═══ Task inputs ═══

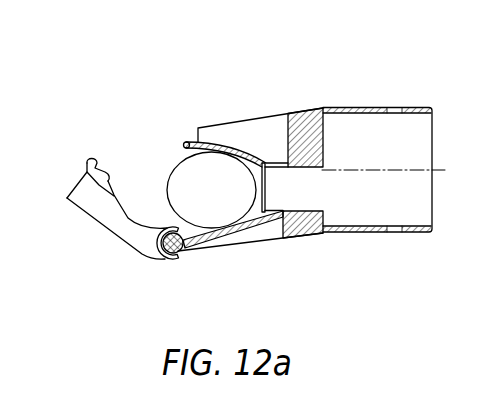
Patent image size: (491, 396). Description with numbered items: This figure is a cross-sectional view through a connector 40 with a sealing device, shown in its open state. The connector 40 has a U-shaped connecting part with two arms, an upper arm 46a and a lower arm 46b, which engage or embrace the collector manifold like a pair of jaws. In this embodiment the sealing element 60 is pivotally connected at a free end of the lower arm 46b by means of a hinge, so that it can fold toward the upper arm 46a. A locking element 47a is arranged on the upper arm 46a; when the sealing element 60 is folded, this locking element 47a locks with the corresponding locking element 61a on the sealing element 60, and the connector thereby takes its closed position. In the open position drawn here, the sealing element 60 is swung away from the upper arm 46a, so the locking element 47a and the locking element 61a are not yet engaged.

The connector 40 is at (348, 80).
The upper arm 46a is at (222, 142).
The lower arm 46b is at (210, 247).
The locking element 47a is at (183, 143).
The sealing element 60 is at (91, 248).
The locking element 61a is at (108, 175).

═══

Quote the listing above word for word, omitting the picture.

Patent image size: (491, 396). Description with numbered items: This figure is a cross-sectional view through a connector 40 with a sealing device, shown in its open state. The connector 40 has a U-shaped connecting part with two arms, an upper arm 46a and a lower arm 46b, which engage or embrace the collector manifold like a pair of jaws. In this embodiment the sealing element 60 is pivotally connected at a free end of the lower arm 46b by means of a hinge, so that it can fold toward the upper arm 46a. A locking element 47a is arranged on the upper arm 46a; when the sealing element 60 is folded, this locking element 47a locks with the corresponding locking element 61a on the sealing element 60, and the connector thereby takes its closed position. In the open position drawn here, the sealing element 60 is swung away from the upper arm 46a, so the locking element 47a and the locking element 61a are not yet engaged.

The connector 40 is at (348, 80).
The upper arm 46a is at (222, 142).
The lower arm 46b is at (210, 247).
The locking element 47a is at (183, 143).
The sealing element 60 is at (91, 248).
The locking element 61a is at (108, 175).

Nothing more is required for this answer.